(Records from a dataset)
--- Begin ---

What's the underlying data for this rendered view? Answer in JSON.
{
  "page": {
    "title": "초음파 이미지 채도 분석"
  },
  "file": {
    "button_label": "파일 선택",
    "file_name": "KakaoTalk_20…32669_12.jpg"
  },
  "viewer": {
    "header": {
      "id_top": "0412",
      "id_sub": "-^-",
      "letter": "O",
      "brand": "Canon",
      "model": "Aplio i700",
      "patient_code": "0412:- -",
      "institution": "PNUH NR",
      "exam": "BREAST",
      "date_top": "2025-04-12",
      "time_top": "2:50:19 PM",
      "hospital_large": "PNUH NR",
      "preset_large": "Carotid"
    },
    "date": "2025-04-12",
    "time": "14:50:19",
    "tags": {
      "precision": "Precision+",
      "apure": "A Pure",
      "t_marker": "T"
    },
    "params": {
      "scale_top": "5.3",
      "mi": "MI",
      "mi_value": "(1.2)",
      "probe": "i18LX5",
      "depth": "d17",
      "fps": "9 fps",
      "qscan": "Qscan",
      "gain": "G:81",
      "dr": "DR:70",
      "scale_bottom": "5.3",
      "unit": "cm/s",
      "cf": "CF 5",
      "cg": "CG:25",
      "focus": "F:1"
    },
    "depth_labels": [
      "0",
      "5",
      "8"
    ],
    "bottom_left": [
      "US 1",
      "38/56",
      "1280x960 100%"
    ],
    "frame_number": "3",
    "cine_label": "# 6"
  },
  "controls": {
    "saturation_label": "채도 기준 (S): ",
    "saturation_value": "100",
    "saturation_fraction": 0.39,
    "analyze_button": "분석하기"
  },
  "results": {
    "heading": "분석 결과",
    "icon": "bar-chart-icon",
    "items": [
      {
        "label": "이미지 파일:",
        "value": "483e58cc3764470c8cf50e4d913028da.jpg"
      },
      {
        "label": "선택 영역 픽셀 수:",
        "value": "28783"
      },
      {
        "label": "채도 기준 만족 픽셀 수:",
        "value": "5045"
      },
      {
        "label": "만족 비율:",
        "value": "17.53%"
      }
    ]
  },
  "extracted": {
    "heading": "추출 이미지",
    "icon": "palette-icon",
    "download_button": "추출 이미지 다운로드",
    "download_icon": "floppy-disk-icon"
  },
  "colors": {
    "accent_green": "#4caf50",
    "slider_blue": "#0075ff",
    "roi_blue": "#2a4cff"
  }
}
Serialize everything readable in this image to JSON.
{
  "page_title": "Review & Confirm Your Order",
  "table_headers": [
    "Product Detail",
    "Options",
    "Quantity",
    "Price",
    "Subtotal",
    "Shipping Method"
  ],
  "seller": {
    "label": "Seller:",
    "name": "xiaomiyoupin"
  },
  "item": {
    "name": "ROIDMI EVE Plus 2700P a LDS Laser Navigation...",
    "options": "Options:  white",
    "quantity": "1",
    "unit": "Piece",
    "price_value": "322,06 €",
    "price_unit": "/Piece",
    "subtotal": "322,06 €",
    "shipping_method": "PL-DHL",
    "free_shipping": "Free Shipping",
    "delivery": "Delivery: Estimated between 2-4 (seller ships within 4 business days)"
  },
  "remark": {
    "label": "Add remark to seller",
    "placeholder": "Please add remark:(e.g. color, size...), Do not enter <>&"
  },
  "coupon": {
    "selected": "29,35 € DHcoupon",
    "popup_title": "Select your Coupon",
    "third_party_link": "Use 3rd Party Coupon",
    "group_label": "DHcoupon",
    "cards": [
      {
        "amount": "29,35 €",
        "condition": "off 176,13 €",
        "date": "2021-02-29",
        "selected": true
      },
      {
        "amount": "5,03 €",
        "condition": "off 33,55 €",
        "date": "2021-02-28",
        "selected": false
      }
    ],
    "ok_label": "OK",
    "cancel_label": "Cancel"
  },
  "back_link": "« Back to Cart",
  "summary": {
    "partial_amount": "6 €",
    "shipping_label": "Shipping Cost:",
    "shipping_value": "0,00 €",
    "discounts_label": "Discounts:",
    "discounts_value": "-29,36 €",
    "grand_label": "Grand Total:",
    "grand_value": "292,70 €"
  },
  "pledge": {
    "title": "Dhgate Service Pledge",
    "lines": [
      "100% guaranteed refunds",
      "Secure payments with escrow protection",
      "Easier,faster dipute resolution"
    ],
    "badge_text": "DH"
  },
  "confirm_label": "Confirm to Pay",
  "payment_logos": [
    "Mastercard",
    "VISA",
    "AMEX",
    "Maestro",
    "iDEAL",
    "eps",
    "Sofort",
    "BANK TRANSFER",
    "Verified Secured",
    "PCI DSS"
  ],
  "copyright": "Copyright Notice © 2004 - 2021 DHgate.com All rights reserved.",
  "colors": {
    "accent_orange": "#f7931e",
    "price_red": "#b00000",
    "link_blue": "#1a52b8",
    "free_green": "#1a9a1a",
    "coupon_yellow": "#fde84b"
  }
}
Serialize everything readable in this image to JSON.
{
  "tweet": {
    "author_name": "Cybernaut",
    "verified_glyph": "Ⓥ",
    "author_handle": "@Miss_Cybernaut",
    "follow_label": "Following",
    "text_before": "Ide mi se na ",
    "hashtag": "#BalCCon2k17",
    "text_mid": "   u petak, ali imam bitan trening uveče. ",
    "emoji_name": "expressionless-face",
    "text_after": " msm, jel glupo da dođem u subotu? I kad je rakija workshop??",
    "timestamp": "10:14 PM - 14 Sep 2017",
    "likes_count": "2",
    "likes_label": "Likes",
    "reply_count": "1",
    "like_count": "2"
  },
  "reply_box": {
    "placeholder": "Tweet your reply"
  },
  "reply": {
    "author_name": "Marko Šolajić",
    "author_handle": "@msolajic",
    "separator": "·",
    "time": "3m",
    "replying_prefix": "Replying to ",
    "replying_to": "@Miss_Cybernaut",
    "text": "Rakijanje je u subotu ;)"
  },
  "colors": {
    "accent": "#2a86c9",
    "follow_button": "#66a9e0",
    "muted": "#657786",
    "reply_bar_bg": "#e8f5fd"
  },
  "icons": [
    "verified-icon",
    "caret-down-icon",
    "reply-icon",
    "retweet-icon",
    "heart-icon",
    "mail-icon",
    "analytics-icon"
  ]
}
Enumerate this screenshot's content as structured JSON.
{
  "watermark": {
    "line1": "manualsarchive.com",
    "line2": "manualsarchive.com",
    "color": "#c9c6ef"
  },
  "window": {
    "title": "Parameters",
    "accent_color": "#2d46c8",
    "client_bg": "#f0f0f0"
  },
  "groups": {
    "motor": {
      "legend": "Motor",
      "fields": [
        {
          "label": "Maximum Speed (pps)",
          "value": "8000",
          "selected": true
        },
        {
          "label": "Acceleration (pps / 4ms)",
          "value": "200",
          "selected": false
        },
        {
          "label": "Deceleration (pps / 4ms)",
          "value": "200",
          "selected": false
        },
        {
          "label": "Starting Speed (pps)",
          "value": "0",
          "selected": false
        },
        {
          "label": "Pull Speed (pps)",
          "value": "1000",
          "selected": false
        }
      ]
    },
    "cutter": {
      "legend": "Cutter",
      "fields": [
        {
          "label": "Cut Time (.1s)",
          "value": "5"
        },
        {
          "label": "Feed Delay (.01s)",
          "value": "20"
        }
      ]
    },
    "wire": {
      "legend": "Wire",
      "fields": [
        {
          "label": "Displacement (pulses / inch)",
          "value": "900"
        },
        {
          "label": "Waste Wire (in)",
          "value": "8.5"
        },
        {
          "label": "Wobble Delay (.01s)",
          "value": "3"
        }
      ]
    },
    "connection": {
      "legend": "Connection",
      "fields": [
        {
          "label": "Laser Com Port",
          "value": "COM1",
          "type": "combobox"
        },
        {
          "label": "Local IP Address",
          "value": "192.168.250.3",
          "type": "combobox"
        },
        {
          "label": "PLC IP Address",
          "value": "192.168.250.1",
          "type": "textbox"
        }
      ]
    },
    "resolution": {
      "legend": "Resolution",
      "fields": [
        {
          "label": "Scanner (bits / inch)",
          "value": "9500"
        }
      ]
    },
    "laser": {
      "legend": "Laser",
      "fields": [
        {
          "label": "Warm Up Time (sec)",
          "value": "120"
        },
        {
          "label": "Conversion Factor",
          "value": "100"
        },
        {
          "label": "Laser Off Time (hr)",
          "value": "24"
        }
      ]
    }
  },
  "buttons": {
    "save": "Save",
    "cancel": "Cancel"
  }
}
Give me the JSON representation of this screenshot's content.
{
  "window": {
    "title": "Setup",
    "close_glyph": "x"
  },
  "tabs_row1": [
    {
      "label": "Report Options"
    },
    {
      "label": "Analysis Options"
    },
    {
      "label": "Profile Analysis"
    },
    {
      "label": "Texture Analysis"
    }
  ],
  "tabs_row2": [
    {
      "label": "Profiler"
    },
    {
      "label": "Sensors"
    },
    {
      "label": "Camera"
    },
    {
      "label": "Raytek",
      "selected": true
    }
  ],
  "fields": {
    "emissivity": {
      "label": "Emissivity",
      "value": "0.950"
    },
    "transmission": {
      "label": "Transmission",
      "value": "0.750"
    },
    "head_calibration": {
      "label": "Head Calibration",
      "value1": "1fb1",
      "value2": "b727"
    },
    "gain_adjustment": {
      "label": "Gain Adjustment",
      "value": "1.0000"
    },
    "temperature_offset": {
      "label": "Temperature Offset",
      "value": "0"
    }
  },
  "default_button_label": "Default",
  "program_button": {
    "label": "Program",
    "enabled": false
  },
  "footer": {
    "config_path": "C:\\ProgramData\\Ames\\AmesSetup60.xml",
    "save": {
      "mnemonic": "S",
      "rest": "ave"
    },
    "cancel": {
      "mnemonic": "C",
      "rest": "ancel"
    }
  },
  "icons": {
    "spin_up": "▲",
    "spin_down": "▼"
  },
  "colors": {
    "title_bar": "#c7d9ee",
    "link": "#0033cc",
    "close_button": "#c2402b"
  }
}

--- End ---

* [Written problem] Provide only the number of lines in the entries that hold the word "Speed".

* [In response] 3